##### RECORDS FOR PROCESSING #####
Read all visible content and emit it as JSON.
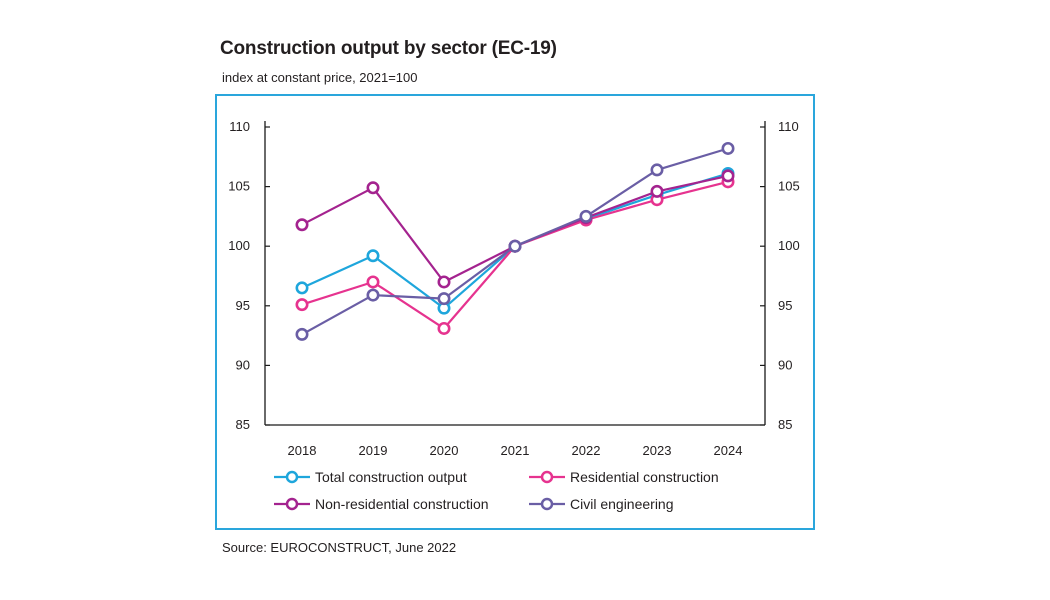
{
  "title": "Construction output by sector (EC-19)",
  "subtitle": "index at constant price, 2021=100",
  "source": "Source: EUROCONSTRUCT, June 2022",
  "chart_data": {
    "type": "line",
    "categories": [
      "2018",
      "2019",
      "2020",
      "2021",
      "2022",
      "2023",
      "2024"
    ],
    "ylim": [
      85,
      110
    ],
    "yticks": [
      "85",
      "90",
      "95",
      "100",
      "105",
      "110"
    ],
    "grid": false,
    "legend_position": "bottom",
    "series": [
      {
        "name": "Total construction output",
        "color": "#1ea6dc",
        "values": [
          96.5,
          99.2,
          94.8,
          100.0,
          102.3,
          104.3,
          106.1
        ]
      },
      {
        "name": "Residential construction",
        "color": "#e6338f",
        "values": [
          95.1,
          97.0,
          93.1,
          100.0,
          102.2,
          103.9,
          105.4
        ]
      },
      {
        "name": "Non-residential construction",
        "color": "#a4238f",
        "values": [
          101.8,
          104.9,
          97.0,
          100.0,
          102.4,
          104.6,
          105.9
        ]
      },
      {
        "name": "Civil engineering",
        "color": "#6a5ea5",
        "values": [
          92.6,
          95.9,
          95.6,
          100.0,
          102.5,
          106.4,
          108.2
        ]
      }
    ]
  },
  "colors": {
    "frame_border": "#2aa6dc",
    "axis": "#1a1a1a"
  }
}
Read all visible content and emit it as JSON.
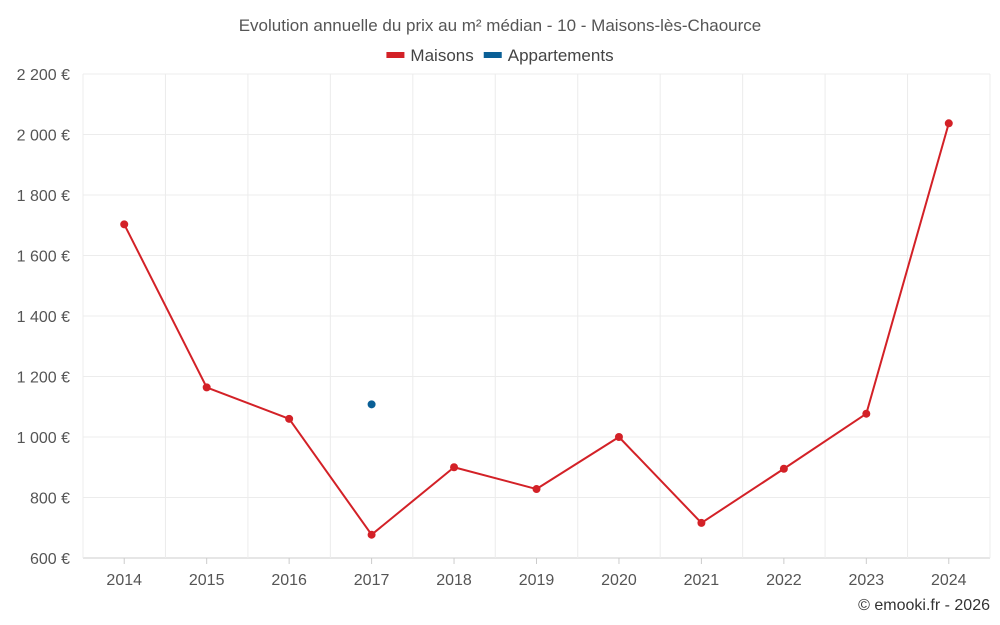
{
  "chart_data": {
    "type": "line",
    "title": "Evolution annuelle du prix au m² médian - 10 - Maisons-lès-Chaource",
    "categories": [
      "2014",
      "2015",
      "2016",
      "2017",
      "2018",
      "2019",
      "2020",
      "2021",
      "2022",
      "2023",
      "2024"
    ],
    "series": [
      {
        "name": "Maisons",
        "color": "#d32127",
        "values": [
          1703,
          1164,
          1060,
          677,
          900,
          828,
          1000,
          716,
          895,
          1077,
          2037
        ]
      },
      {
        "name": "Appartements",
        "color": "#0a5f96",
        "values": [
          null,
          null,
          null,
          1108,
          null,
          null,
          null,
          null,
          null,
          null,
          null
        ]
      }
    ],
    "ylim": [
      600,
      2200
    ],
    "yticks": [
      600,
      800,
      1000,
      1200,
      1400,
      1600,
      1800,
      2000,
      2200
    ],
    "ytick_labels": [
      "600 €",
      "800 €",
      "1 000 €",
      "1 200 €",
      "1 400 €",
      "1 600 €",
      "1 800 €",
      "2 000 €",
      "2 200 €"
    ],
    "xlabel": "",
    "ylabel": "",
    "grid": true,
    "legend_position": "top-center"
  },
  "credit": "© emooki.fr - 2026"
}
#####
* **INSTRUCTION**:
Set down every entry word for word, but omit the pictures.

* **EXERCISE ANSWER**:
Read all visible content and emit it as JSON.
{
  "title": "Construction output by sector (EC-19)",
  "subtitle": "index at constant price, 2021=100",
  "source": "Source: EUROCONSTRUCT, June 2022",
  "chart_data": {
    "type": "line",
    "categories": [
      "2018",
      "2019",
      "2020",
      "2021",
      "2022",
      "2023",
      "2024"
    ],
    "ylim": [
      85,
      110
    ],
    "yticks": [
      "85",
      "90",
      "95",
      "100",
      "105",
      "110"
    ],
    "grid": false,
    "legend_position": "bottom",
    "series": [
      {
        "name": "Total construction output",
        "color": "#1ea6dc",
        "values": [
          96.5,
          99.2,
          94.8,
          100.0,
          102.3,
          104.3,
          106.1
        ]
      },
      {
        "name": "Residential construction",
        "color": "#e6338f",
        "values": [
          95.1,
          97.0,
          93.1,
          100.0,
          102.2,
          103.9,
          105.4
        ]
      },
      {
        "name": "Non-residential construction",
        "color": "#a4238f",
        "values": [
          101.8,
          104.9,
          97.0,
          100.0,
          102.4,
          104.6,
          105.9
        ]
      },
      {
        "name": "Civil engineering",
        "color": "#6a5ea5",
        "values": [
          92.6,
          95.9,
          95.6,
          100.0,
          102.5,
          106.4,
          108.2
        ]
      }
    ]
  },
  "colors": {
    "frame_border": "#2aa6dc",
    "axis": "#1a1a1a"
  }
}
Read all visible content and emit it as JSON.
{
  "chart_data": {
    "type": "line",
    "title": "Evolution annuelle du prix au m² médian - 10 - Maisons-lès-Chaource",
    "categories": [
      "2014",
      "2015",
      "2016",
      "2017",
      "2018",
      "2019",
      "2020",
      "2021",
      "2022",
      "2023",
      "2024"
    ],
    "series": [
      {
        "name": "Maisons",
        "color": "#d32127",
        "values": [
          1703,
          1164,
          1060,
          677,
          900,
          828,
          1000,
          716,
          895,
          1077,
          2037
        ]
      },
      {
        "name": "Appartements",
        "color": "#0a5f96",
        "values": [
          null,
          null,
          null,
          1108,
          null,
          null,
          null,
          null,
          null,
          null,
          null
        ]
      }
    ],
    "ylim": [
      600,
      2200
    ],
    "yticks": [
      600,
      800,
      1000,
      1200,
      1400,
      1600,
      1800,
      2000,
      2200
    ],
    "ytick_labels": [
      "600 €",
      "800 €",
      "1 000 €",
      "1 200 €",
      "1 400 €",
      "1 600 €",
      "1 800 €",
      "2 000 €",
      "2 200 €"
    ],
    "xlabel": "",
    "ylabel": "",
    "grid": true,
    "legend_position": "top-center"
  },
  "credit": "© emooki.fr - 2026"
}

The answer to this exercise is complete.